Work required:
Would you repeat the lines from the one with "Serialize everything readable" through the final line, both included, and nothing else? No pictures belong in the copy.

Stored records:
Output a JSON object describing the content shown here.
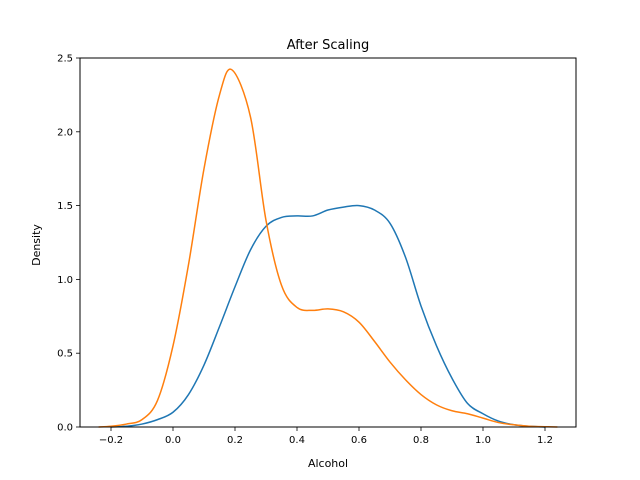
{
  "chart_data": {
    "type": "line",
    "title": "After Scaling",
    "xlabel": "Alcohol",
    "ylabel": "Density",
    "xlim": [
      -0.3,
      1.3
    ],
    "ylim": [
      0,
      2.5
    ],
    "xticks": [
      -0.2,
      0.0,
      0.2,
      0.4,
      0.6,
      0.8,
      1.0,
      1.2
    ],
    "xtick_labels": [
      "−0.2",
      "0.0",
      "0.2",
      "0.4",
      "0.6",
      "0.8",
      "1.0",
      "1.2"
    ],
    "yticks": [
      0.0,
      0.5,
      1.0,
      1.5,
      2.0,
      2.5
    ],
    "ytick_labels": [
      "0.0",
      "0.5",
      "1.0",
      "1.5",
      "2.0",
      "2.5"
    ],
    "grid": false,
    "legend": false,
    "series": [
      {
        "color": "#1f77b4",
        "x": [
          -0.2,
          -0.15,
          -0.1,
          -0.05,
          0.0,
          0.05,
          0.1,
          0.15,
          0.2,
          0.25,
          0.3,
          0.35,
          0.4,
          0.45,
          0.5,
          0.55,
          0.6,
          0.65,
          0.7,
          0.75,
          0.8,
          0.85,
          0.9,
          0.95,
          1.0,
          1.05,
          1.1,
          1.15,
          1.2
        ],
        "y": [
          0.0,
          0.005,
          0.02,
          0.05,
          0.1,
          0.22,
          0.42,
          0.68,
          0.95,
          1.2,
          1.36,
          1.42,
          1.43,
          1.43,
          1.47,
          1.49,
          1.5,
          1.47,
          1.38,
          1.15,
          0.82,
          0.55,
          0.33,
          0.16,
          0.09,
          0.04,
          0.015,
          0.005,
          0.0
        ]
      },
      {
        "color": "#ff7f0e",
        "x": [
          -0.24,
          -0.2,
          -0.15,
          -0.1,
          -0.05,
          0.0,
          0.05,
          0.1,
          0.15,
          0.19,
          0.25,
          0.3,
          0.35,
          0.4,
          0.45,
          0.5,
          0.55,
          0.6,
          0.65,
          0.7,
          0.75,
          0.8,
          0.85,
          0.9,
          0.95,
          1.0,
          1.05,
          1.1,
          1.15,
          1.2,
          1.24
        ],
        "y": [
          0.0,
          0.005,
          0.02,
          0.05,
          0.18,
          0.55,
          1.1,
          1.75,
          2.25,
          2.42,
          2.1,
          1.4,
          0.96,
          0.81,
          0.79,
          0.8,
          0.78,
          0.71,
          0.58,
          0.44,
          0.32,
          0.22,
          0.15,
          0.11,
          0.09,
          0.06,
          0.03,
          0.015,
          0.005,
          0.002,
          0.0
        ]
      }
    ]
  }
}
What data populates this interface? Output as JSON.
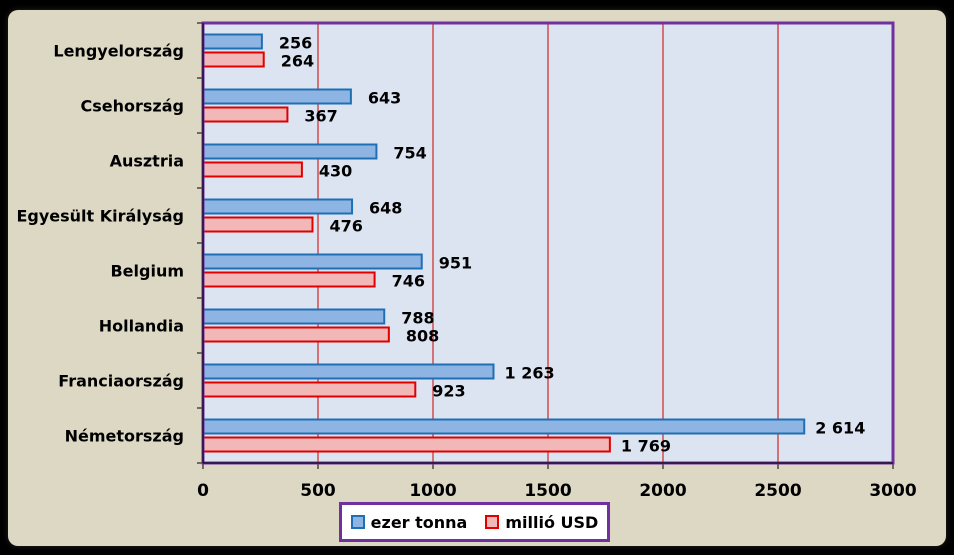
{
  "chart_data": {
    "type": "bar",
    "orientation": "horizontal",
    "categories": [
      "Lengyelország",
      "Csehország",
      "Ausztria",
      "Egyesült Királyság",
      "Belgium",
      "Hollandia",
      "Franciaország",
      "Németország"
    ],
    "series": [
      {
        "name": "ezer tonna",
        "values": [
          256,
          643,
          754,
          648,
          951,
          788,
          1263,
          2614
        ],
        "labels": [
          "256",
          "643",
          "754",
          "648",
          "951",
          "788",
          "1 263",
          "2 614"
        ],
        "fill": "#8db4e2",
        "stroke": "#1f6fb4"
      },
      {
        "name": "millió USD",
        "values": [
          264,
          367,
          430,
          476,
          746,
          808,
          923,
          1769
        ],
        "labels": [
          "264",
          "367",
          "430",
          "476",
          "746",
          "808",
          "923",
          "1 769"
        ],
        "fill": "#f2b8b8",
        "stroke": "#e00000"
      }
    ],
    "xlim": [
      0,
      3000
    ],
    "xticks": [
      "0",
      "500",
      "1000",
      "1500",
      "2000",
      "2500",
      "3000"
    ],
    "grid": "vertical",
    "legend_position": "bottom"
  },
  "colors": {
    "plot_background": "#dce3f1",
    "plot_border": "#7030a0",
    "gridline": "#cc0000",
    "panel_background": "#dcd8c4"
  }
}
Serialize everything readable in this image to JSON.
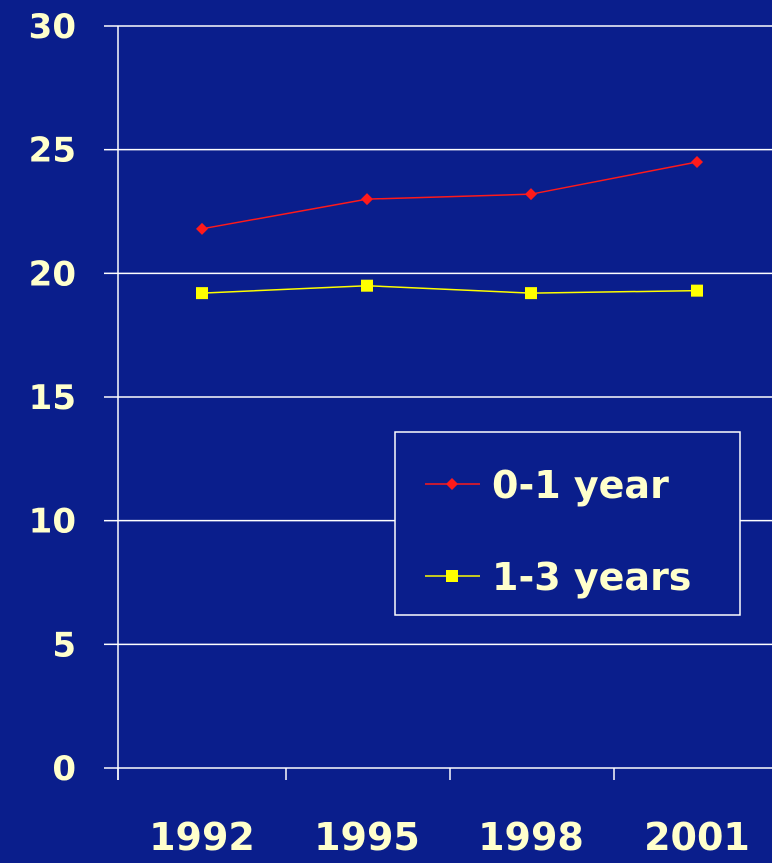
{
  "chart_data": {
    "type": "line",
    "categories": [
      "1992",
      "1995",
      "1998",
      "2001"
    ],
    "series": [
      {
        "name": "0-1 year",
        "values": [
          21.8,
          23.0,
          23.2,
          24.5
        ],
        "color": "#ff1a1a",
        "marker": "diamond"
      },
      {
        "name": "1-3 years",
        "values": [
          19.2,
          19.5,
          19.2,
          19.3
        ],
        "color": "#ffff00",
        "marker": "square"
      }
    ],
    "title": "",
    "xlabel": "",
    "ylabel": "",
    "ylim": [
      0,
      30
    ],
    "yticks": [
      "0",
      "5",
      "10",
      "15",
      "20",
      "25",
      "30"
    ],
    "grid": true,
    "legend": "center-right"
  },
  "colors": {
    "background": "#0a1e8c",
    "axis": "#ffffff",
    "text": "#ffffcc"
  }
}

Response:
Serialize everything readable in this image to JSON.
{
  "chart_data": {
    "type": "line",
    "categories": [
      "1992",
      "1995",
      "1998",
      "2001"
    ],
    "series": [
      {
        "name": "0-1 year",
        "values": [
          21.8,
          23.0,
          23.2,
          24.5
        ],
        "color": "#ff1a1a",
        "marker": "diamond"
      },
      {
        "name": "1-3 years",
        "values": [
          19.2,
          19.5,
          19.2,
          19.3
        ],
        "color": "#ffff00",
        "marker": "square"
      }
    ],
    "title": "",
    "xlabel": "",
    "ylabel": "",
    "ylim": [
      0,
      30
    ],
    "yticks": [
      "0",
      "5",
      "10",
      "15",
      "20",
      "25",
      "30"
    ],
    "grid": true,
    "legend": "center-right"
  },
  "colors": {
    "background": "#0a1e8c",
    "axis": "#ffffff",
    "text": "#ffffcc"
  }
}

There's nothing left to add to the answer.